* **Required task**
Copy every line with the string "государственной" in it.
»»
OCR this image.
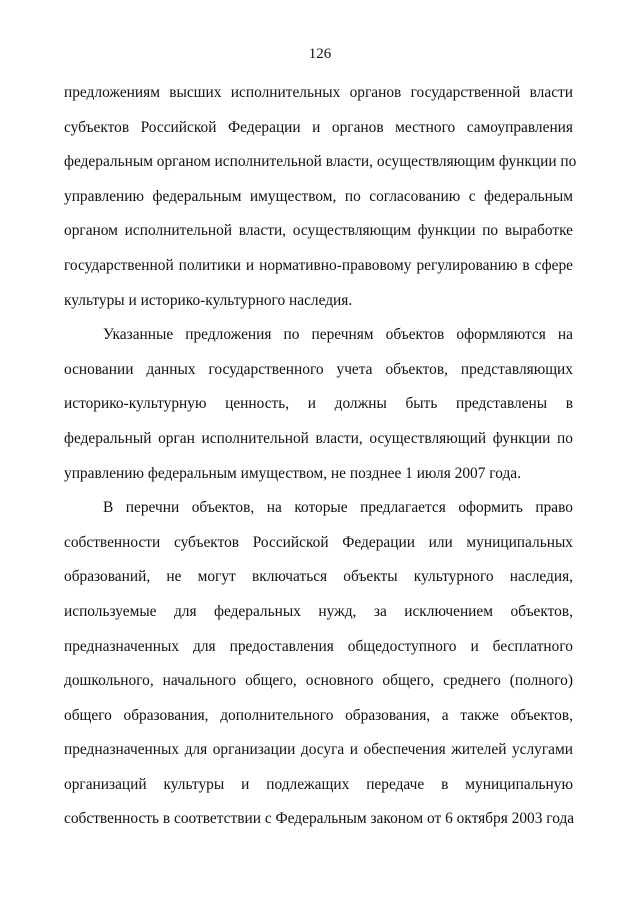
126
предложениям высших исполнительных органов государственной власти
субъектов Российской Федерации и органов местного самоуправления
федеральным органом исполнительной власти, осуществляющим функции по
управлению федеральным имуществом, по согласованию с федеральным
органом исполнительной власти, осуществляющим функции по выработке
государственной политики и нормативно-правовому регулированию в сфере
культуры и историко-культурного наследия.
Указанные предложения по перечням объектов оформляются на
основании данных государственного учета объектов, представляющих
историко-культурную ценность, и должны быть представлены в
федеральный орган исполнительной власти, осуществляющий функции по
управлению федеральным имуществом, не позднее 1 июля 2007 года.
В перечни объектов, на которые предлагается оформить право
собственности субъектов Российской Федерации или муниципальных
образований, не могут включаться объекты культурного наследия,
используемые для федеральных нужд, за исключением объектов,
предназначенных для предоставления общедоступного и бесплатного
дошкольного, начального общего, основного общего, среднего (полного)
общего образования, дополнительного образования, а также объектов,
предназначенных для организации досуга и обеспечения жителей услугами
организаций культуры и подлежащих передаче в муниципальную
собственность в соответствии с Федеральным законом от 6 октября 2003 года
««
»»
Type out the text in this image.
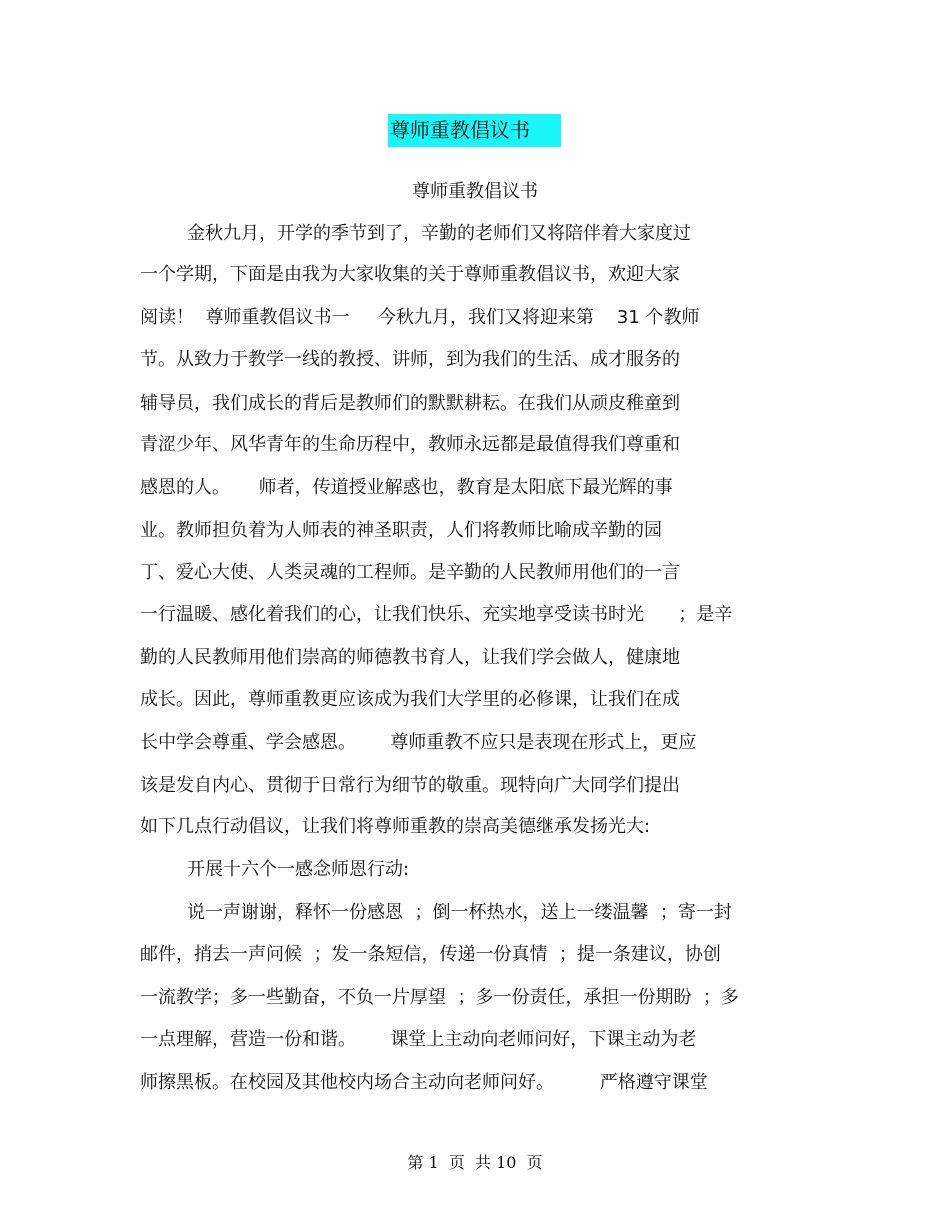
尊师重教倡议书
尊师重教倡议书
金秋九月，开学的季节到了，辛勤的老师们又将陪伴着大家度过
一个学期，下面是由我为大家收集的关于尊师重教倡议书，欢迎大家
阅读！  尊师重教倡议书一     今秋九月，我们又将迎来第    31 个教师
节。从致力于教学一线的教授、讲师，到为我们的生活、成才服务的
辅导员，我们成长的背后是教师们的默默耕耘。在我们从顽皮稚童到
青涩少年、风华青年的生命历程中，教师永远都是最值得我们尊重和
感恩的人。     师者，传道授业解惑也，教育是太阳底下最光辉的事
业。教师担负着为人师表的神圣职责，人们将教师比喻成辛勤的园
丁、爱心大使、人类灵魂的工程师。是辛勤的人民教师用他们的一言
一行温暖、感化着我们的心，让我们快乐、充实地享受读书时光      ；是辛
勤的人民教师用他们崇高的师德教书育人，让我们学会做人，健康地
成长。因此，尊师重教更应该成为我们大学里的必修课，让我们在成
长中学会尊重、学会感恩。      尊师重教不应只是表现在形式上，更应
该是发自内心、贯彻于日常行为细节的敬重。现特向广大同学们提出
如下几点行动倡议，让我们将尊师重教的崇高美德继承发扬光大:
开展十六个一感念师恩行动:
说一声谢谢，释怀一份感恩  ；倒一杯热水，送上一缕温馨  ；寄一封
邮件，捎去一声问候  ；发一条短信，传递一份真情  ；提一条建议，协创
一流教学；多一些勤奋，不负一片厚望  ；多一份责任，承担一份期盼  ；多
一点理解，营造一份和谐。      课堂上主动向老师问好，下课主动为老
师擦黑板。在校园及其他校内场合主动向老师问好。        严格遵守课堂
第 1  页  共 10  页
««
»»
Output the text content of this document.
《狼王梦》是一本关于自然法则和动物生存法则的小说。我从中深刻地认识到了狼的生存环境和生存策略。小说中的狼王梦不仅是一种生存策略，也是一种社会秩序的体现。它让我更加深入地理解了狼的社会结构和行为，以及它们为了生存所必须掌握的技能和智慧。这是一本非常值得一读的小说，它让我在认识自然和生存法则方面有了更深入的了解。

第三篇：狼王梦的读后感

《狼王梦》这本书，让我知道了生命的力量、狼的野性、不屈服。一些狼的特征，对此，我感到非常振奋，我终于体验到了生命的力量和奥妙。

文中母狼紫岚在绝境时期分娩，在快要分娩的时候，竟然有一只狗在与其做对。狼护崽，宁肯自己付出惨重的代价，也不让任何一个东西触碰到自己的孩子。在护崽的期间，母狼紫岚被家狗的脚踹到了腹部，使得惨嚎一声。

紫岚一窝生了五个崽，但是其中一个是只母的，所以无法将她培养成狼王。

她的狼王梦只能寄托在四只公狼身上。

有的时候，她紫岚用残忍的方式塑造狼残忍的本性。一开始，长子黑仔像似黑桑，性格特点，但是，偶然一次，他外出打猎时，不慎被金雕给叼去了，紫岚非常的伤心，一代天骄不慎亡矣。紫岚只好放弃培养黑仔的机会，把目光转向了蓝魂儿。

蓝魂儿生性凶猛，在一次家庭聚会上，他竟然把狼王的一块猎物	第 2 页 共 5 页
««
* **Written response**
предложениям высших исполнительных органов государственной власти
государственной политики и нормативно-правовому регулированию в сфере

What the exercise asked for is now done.